Aegis

The modern concept of doing something "under someone's aegis" means doing something under the protection of a powerful, knowledgeable, or benevolent source. The word Aegis is identified with protection by a strong force rooted in Greek mythology and adopted by the Romans.

Aegis is a monitoring tool that exposes the result of on-chain view calls as Prometheus metrics that get ingested into Grafana. The system's ethos is that it should be generic and agnostic when it comes to business logic.

It allows you to turn a config.yaml like this:

# config.yaml
source: SortedOracles.numRates(address rateFeed)(uint256)
schedule: 0/10 * * * * *
type: gauge
chains: all
variants:
  - ['CELOUSD']
  - ['CELOEUR']
  - ['CELOBRL']
  - ['USDCUSD']
  - ['USDCEUR']
  - ['USDCBRL']

Into a Grafana Dashboard like this:

Running the app
Tests
Deployment
Checking the Logs
Configuration
Terraform for Grafana

Running the app

# install dependencies
pnpm install

# run a dev server
pnpm start

# run a dev server with hot reload
pnpm run start:dev

# run in prod mode
pnpm run start:prod

Tests

# unit tests
pnpm run test

# test coverage
pnpm run test:cov

Deployment

Deploying Aegis

There are three main components you have to think about:

The aegis service that polls view calls and exposes Prometheus metrics based on a config.yaml file.
A service that ingests the metrics, this could be: a. A grafana-agent instance which pushes the metrics to grafana-cloud. b. A Prometheus server that ingests the metrics.
(Optional) Helper smart contracts, which do any transformations needed to on-chain data for ingestion by aegis.

Deploying aegis is done by running

pnpm run deploy

To deploy the grafana-agent follow the instructions in grafana-agent/README.md

Deploying Grafana Resources

The Grafana Dashboard and Grafana Alerts are managed via Terraform and can be deployed via:

pnpm run tf:deploy

How to deploy a new rate feed

Update the config.yaml:
- Add the new rate feed IDs and relayer signer wallets to global.vars
- Add the new rate feeds as variants to the SortedOracles.isOldestReportExpired() metric
- Add the new rate feeds as variants to the BreakerBox.getRateFeedTradingMode() metric
- Add the new relayer signer as variants to the CELOToken.balanceOf() metric
Test the new config locally by running pnpm start and checking for any errors in the logs
After code review, deploy the new config via pnpm run deploy
After successful deployment, check the logs for any errors via pnpm run logs
Check that the new metrics appear in the Grafana Dashboard: pnpm run grafana
- New rate feeds should be picked up automatically, it might take a few minutes after they show up
Check that new Oracle Relayer Grafana Alerts have been added for the new Relayer Signer Wallets' CELO Balance

Checking the Logs

# Tails the logs of the prod aegis app
pnpm run logs

Configuration

The config.yaml has three immediate children:

interface Config {
  global: Global; // Global definitions
  chains: Chain[]; // Chain definitions
  metrics: Metric[]; // Metric definitions
}

Global Config

The global section hosts variables that can be referenced in the metrics section as arguments passed to view calls. Global variables can also be extended or overridden by `chain '-specific variables.

__________

§ Set exercise 1:
Rewrite the listing starting at the line containing "most 100 elements." and ending at the line containing "part-number: MAA501 — [1383, 14, 1506, 49]", with "table-row" changed to "data-row" everywhere and nothing else altered.
The Aegis text and the listing come from unrelated sources.

§ Extracted material:
__________

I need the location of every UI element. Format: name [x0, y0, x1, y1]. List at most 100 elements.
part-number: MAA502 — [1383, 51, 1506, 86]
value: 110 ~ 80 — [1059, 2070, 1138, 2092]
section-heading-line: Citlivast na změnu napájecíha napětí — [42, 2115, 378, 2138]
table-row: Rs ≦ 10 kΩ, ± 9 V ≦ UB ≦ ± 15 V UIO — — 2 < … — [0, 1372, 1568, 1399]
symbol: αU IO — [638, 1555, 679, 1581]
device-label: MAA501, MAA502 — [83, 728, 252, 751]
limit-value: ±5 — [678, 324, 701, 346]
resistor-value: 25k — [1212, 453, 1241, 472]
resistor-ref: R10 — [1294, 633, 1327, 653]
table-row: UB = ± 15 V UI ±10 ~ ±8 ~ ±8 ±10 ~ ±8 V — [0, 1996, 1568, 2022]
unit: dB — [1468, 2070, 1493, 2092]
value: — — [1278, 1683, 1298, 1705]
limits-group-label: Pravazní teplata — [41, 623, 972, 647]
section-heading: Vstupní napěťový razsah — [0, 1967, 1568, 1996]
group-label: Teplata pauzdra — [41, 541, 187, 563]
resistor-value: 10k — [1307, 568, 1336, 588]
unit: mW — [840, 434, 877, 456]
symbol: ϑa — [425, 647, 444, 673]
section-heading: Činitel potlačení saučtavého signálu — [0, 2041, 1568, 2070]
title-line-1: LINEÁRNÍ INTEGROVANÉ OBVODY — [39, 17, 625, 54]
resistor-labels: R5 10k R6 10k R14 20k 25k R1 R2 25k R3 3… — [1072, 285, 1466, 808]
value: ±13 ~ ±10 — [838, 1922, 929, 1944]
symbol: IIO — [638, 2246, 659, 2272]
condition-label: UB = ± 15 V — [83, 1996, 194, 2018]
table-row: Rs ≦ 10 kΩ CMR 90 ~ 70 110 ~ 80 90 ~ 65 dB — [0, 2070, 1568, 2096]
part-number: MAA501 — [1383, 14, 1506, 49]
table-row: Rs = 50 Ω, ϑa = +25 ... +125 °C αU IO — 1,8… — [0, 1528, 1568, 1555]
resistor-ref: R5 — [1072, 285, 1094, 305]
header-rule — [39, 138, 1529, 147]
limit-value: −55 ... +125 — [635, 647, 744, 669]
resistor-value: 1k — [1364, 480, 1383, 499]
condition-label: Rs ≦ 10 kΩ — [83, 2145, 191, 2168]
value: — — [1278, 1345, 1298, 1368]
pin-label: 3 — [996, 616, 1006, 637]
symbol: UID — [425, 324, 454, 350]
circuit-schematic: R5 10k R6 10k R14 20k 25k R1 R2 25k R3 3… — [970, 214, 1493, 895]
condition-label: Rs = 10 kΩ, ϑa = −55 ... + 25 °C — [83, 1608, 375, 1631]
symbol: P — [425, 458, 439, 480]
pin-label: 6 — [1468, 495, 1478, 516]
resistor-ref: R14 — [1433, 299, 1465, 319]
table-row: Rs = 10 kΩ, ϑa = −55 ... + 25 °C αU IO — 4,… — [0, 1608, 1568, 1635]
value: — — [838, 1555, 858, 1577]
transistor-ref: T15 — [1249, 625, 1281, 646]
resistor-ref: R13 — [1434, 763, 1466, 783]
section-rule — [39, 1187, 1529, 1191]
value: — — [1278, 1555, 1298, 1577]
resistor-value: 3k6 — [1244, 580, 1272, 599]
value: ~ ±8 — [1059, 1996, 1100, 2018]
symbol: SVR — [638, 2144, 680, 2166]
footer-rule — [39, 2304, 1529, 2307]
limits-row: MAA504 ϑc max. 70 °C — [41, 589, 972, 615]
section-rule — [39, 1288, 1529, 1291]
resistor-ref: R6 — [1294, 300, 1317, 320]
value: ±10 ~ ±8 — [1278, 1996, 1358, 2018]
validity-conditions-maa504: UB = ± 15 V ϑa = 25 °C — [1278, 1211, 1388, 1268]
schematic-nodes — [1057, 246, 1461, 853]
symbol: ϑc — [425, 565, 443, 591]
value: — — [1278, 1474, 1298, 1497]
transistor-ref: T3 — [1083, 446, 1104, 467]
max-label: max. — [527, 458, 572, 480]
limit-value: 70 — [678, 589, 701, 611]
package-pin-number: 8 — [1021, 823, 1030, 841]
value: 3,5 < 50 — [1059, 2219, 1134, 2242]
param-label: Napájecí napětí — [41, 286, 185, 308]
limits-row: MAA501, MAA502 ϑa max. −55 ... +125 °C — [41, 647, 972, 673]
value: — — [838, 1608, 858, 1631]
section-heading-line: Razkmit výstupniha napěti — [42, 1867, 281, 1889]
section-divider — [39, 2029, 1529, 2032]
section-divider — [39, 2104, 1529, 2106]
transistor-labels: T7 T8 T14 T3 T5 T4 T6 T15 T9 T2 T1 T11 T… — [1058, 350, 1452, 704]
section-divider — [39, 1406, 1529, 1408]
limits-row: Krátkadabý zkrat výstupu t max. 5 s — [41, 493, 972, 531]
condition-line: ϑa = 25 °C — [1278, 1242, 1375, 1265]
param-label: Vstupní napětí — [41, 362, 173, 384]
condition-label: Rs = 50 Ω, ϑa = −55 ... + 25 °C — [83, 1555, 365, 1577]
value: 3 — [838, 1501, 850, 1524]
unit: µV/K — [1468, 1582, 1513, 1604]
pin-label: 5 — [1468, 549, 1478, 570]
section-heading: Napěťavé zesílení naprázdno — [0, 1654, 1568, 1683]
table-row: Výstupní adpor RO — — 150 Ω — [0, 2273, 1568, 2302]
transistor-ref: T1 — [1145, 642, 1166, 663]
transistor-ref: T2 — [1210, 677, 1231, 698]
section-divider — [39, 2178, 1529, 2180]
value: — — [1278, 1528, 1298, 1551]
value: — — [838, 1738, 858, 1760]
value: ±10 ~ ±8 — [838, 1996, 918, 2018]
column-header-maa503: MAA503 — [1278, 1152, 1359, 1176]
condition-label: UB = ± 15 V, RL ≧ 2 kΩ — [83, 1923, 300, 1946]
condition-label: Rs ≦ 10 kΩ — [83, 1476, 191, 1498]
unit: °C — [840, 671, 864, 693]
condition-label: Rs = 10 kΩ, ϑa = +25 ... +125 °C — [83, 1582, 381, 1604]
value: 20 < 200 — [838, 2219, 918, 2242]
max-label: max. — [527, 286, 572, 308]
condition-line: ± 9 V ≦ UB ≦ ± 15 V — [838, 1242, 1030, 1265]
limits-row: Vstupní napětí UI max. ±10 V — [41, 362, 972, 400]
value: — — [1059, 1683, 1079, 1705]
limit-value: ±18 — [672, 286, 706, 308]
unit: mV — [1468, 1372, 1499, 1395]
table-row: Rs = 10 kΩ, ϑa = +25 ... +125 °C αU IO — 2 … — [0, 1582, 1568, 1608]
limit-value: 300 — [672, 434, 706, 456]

__________

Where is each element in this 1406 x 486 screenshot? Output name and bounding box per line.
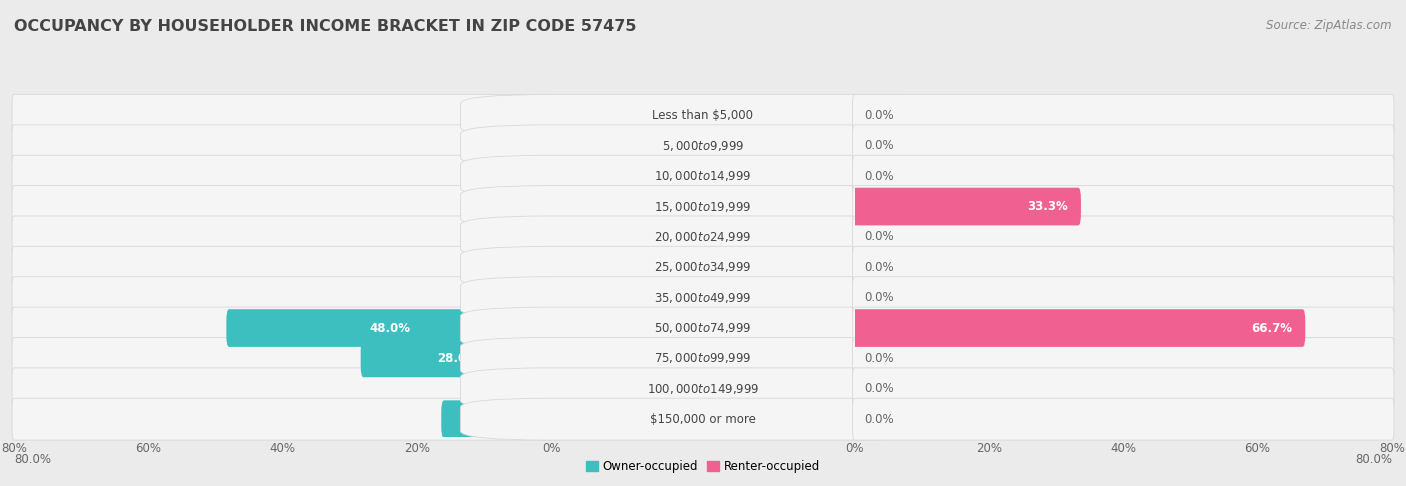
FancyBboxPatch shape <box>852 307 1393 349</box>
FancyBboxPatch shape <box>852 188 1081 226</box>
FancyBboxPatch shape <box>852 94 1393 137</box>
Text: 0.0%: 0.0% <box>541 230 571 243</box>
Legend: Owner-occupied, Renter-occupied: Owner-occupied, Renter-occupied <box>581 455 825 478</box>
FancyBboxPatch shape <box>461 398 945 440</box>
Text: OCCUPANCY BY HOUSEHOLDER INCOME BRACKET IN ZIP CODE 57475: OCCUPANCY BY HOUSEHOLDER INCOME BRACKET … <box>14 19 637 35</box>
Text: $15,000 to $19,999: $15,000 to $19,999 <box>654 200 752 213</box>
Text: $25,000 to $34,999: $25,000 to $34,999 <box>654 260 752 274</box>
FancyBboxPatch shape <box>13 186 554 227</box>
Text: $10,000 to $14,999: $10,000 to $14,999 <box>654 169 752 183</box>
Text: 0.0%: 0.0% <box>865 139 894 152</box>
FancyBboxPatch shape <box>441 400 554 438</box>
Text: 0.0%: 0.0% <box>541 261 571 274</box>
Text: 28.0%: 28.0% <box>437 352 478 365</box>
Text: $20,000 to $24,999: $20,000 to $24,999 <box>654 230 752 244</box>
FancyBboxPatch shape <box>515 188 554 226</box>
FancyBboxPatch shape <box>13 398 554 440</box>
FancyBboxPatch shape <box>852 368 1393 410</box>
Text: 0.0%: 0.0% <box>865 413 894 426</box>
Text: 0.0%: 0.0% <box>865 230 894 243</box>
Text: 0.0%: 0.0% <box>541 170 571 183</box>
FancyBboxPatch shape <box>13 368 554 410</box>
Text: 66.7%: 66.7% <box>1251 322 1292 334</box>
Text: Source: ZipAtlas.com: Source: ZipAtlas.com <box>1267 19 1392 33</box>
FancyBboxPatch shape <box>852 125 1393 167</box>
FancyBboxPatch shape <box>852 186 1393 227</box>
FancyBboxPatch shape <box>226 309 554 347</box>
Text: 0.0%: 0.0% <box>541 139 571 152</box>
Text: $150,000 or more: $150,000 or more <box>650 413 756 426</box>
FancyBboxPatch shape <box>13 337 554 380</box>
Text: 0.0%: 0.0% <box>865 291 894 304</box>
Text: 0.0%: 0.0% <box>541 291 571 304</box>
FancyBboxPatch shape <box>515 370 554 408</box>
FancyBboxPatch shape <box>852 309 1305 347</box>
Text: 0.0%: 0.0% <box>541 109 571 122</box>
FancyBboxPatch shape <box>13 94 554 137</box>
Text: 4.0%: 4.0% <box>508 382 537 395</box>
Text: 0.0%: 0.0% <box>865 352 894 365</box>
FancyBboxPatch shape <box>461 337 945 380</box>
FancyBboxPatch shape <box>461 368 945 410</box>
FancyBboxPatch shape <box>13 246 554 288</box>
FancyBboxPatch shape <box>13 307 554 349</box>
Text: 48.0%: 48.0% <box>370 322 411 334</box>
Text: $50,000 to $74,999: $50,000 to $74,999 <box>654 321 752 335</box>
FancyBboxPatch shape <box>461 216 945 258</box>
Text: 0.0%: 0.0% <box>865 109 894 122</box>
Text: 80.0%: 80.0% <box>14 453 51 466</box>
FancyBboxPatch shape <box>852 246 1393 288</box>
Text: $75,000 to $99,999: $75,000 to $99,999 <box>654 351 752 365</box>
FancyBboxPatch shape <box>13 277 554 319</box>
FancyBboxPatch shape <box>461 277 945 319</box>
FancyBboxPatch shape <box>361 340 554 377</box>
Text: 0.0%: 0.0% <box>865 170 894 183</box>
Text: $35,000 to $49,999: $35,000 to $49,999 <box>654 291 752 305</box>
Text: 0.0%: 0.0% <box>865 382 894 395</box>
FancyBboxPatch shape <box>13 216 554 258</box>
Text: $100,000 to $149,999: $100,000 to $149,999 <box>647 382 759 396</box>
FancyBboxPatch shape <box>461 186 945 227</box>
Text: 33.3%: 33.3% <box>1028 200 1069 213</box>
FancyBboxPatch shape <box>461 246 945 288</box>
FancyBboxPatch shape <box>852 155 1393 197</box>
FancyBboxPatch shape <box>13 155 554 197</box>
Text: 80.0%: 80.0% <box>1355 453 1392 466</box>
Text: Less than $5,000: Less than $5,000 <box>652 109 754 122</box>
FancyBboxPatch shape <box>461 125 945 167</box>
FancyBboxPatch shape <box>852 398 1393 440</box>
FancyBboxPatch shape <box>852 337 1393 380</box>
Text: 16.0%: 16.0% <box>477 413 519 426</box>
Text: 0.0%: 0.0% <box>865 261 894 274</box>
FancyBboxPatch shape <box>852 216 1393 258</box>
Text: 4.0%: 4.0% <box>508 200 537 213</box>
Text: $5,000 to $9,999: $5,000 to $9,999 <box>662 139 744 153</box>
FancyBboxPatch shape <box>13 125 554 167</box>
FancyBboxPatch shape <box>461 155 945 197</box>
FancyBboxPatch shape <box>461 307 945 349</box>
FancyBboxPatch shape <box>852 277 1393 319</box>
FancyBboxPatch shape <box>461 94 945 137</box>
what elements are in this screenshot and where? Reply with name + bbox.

__________

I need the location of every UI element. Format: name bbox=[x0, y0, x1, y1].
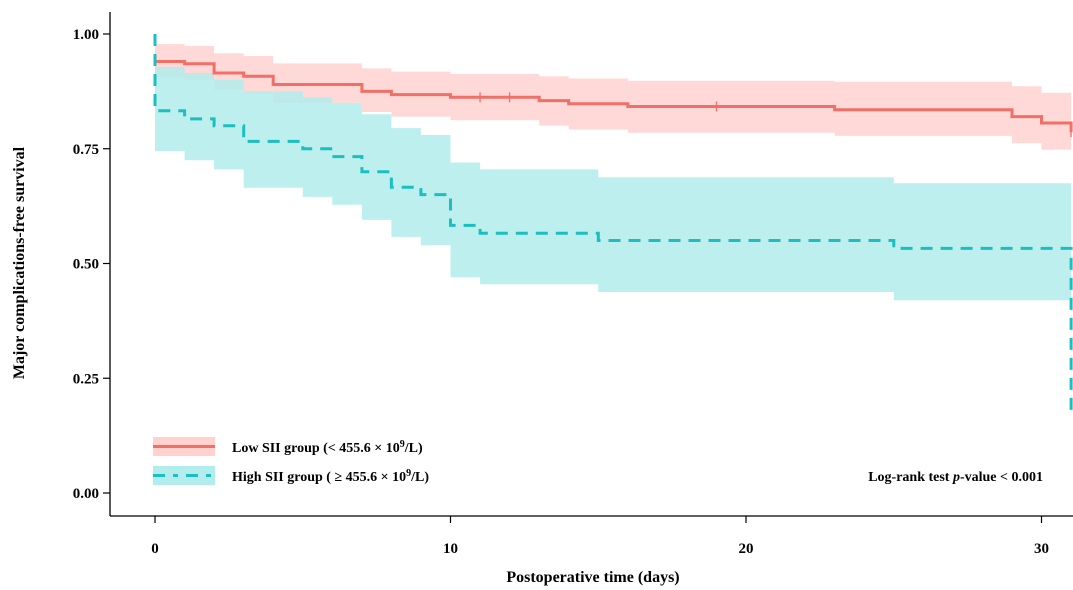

__________

§ Set exercise 2:
In the Aegis text, which command tails the logs of the prod aegis app?

§ Full solution 1:
I need the location of every UI element. Format: name [x0, y0, x1, y1]. List at most 100 elements.
part-number: MAA502 — [1383, 51, 1506, 86]
value: 110 ~ 80 — [1059, 2070, 1138, 2092]
section-heading-line: Citlivast na změnu napájecíha napětí — [42, 2115, 378, 2138]
data-row: Rs ≦ 10 kΩ, ± 9 V ≦ UB ≦ ± 15 V UIO — — 2 < … — [0, 1372, 1568, 1399]
symbol: αU IO — [638, 1555, 679, 1581]
device-label: MAA501, MAA502 — [83, 728, 252, 751]
limit-value: ±5 — [678, 324, 701, 346]
resistor-value: 25k — [1212, 453, 1241, 472]
resistor-ref: R10 — [1294, 633, 1327, 653]
data-row: UB = ± 15 V UI ±10 ~ ±8 ~ ±8 ±10 ~ ±8 V — [0, 1996, 1568, 2022]
unit: dB — [1468, 2070, 1493, 2092]
value: — — [1278, 1683, 1298, 1705]
limits-group-label: Pravazní teplata — [41, 623, 972, 647]
section-heading: Vstupní napěťový razsah — [0, 1967, 1568, 1996]
group-label: Teplata pauzdra — [41, 541, 187, 563]
resistor-value: 10k — [1307, 568, 1336, 588]
unit: mW — [840, 434, 877, 456]
symbol: ϑa — [425, 647, 444, 673]
section-heading: Činitel potlačení saučtavého signálu — [0, 2041, 1568, 2070]
title-line-1: LINEÁRNÍ INTEGROVANÉ OBVODY — [39, 17, 625, 54]
resistor-labels: R5 10k R6 10k R14 20k 25k R1 R2 25k R3 3… — [1072, 285, 1466, 808]
value: ±13 ~ ±10 — [838, 1922, 929, 1944]
symbol: IIO — [638, 2246, 659, 2272]
condition-label: UB = ± 15 V — [83, 1996, 194, 2018]
data-row: Rs ≦ 10 kΩ CMR 90 ~ 70 110 ~ 80 90 ~ 65 dB — [0, 2070, 1568, 2096]
part-number: MAA501 — [1383, 14, 1506, 49]

§ Full solution 2:
pnpm run logs